* Input rows:
------------------------------

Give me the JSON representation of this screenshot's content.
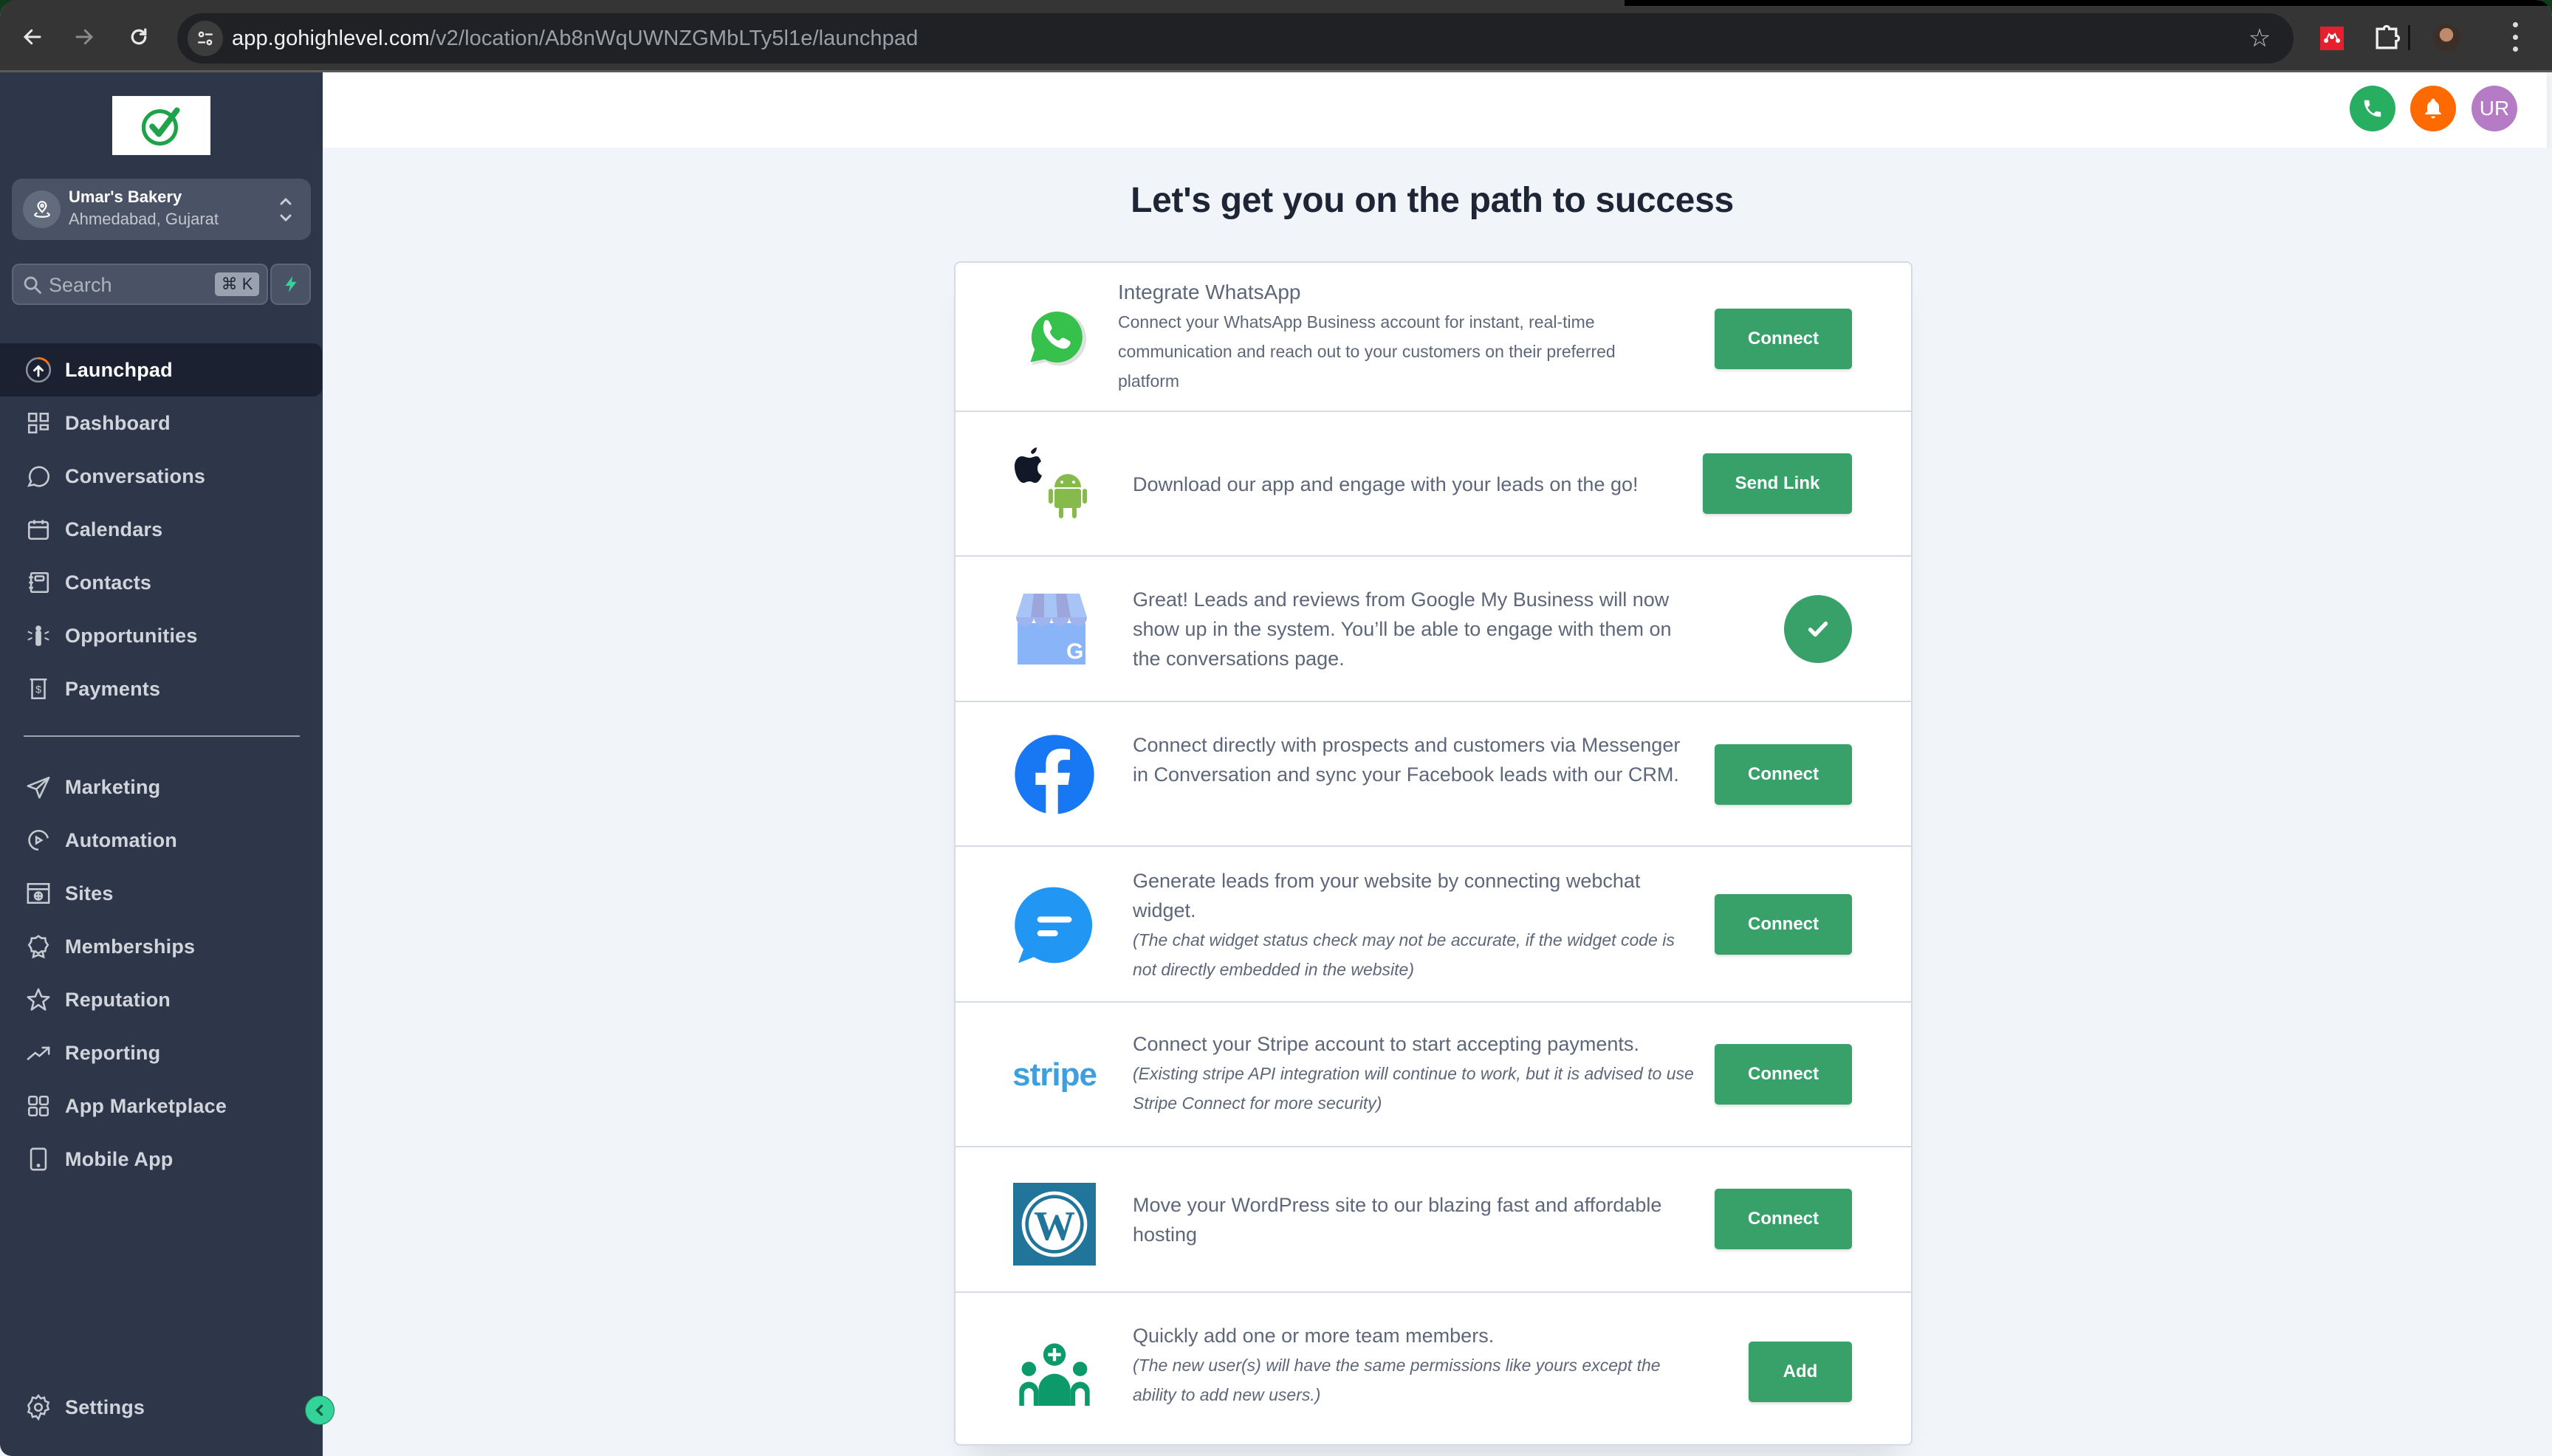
{
  "browser": {
    "url_host": "app.gohighlevel.com",
    "url_path": "/v2/location/Ab8nWqUWNZGMbLTy5l1e/launchpad"
  },
  "sidebar": {
    "location": {
      "name": "Umar's Bakery",
      "city": "Ahmedabad, Gujarat"
    },
    "search": {
      "placeholder": "Search",
      "shortcut": "⌘ K"
    },
    "items": [
      {
        "label": "Launchpad",
        "icon": "launchpad-icon",
        "active": true
      },
      {
        "label": "Dashboard",
        "icon": "dashboard-icon"
      },
      {
        "label": "Conversations",
        "icon": "chat-bubble-icon"
      },
      {
        "label": "Calendars",
        "icon": "calendar-icon"
      },
      {
        "label": "Contacts",
        "icon": "contacts-book-icon"
      },
      {
        "label": "Opportunities",
        "icon": "opportunities-icon"
      },
      {
        "label": "Payments",
        "icon": "payments-icon"
      },
      {
        "label": "Marketing",
        "icon": "send-icon"
      },
      {
        "label": "Automation",
        "icon": "automation-icon"
      },
      {
        "label": "Sites",
        "icon": "sites-globe-icon"
      },
      {
        "label": "Memberships",
        "icon": "badge-icon"
      },
      {
        "label": "Reputation",
        "icon": "star-icon"
      },
      {
        "label": "Reporting",
        "icon": "trend-up-icon"
      },
      {
        "label": "App Marketplace",
        "icon": "grid-icon"
      },
      {
        "label": "Mobile App",
        "icon": "phone-device-icon"
      }
    ],
    "settings_label": "Settings"
  },
  "header": {
    "avatar_initials": "UR",
    "colors": {
      "phone": "#27ae60",
      "bell": "#ff6a00",
      "avatar": "#b57bc4"
    }
  },
  "main": {
    "title": "Let's get you on the path to success",
    "accent_color": "#38a169",
    "cards": [
      {
        "id": "whatsapp",
        "title": "Integrate WhatsApp",
        "text": "Connect your WhatsApp Business account for instant, real-time communication and reach out to your customers on their preferred platform",
        "button": "Connect"
      },
      {
        "id": "mobile-app",
        "text": "Download our app and engage with your leads on the go!",
        "button": "Send Link"
      },
      {
        "id": "google-my-business",
        "text": "Great! Leads and reviews from Google My Business will now show up in the system. You’ll be able to engage with them on the conversations page.",
        "status": "connected"
      },
      {
        "id": "facebook",
        "text": "Connect directly with prospects and customers via Messenger in Conversation and sync your Facebook leads with our CRM.",
        "button": "Connect"
      },
      {
        "id": "webchat",
        "text": "Generate leads from your website by connecting webchat widget.",
        "note": "(The chat widget status check may not be accurate, if the widget code is not directly embedded in the website)",
        "button": "Connect"
      },
      {
        "id": "stripe",
        "logo_text": "stripe",
        "text": "Connect your Stripe account to start accepting payments.",
        "note": "(Existing stripe API integration will continue to work, but it is advised to use Stripe Connect for more security)",
        "button": "Connect"
      },
      {
        "id": "wordpress",
        "text": "Move your WordPress site to our blazing fast and affordable hosting",
        "button": "Connect"
      },
      {
        "id": "team",
        "text": "Quickly add one or more team members.",
        "note": "(The new user(s) will have the same permissions like yours except the ability to add new users.)",
        "button": "Add"
      }
    ]
  }
}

------------------------------

* What the task requires: Gather every line from the listing above in which "account" appears, and copy those lines.

* Problem solution:
        "text": "Connect your WhatsApp Business account for instant, real-time communication and reach out to your customers on their preferred platform",
        "text": "Connect your Stripe account to start accepting payments.",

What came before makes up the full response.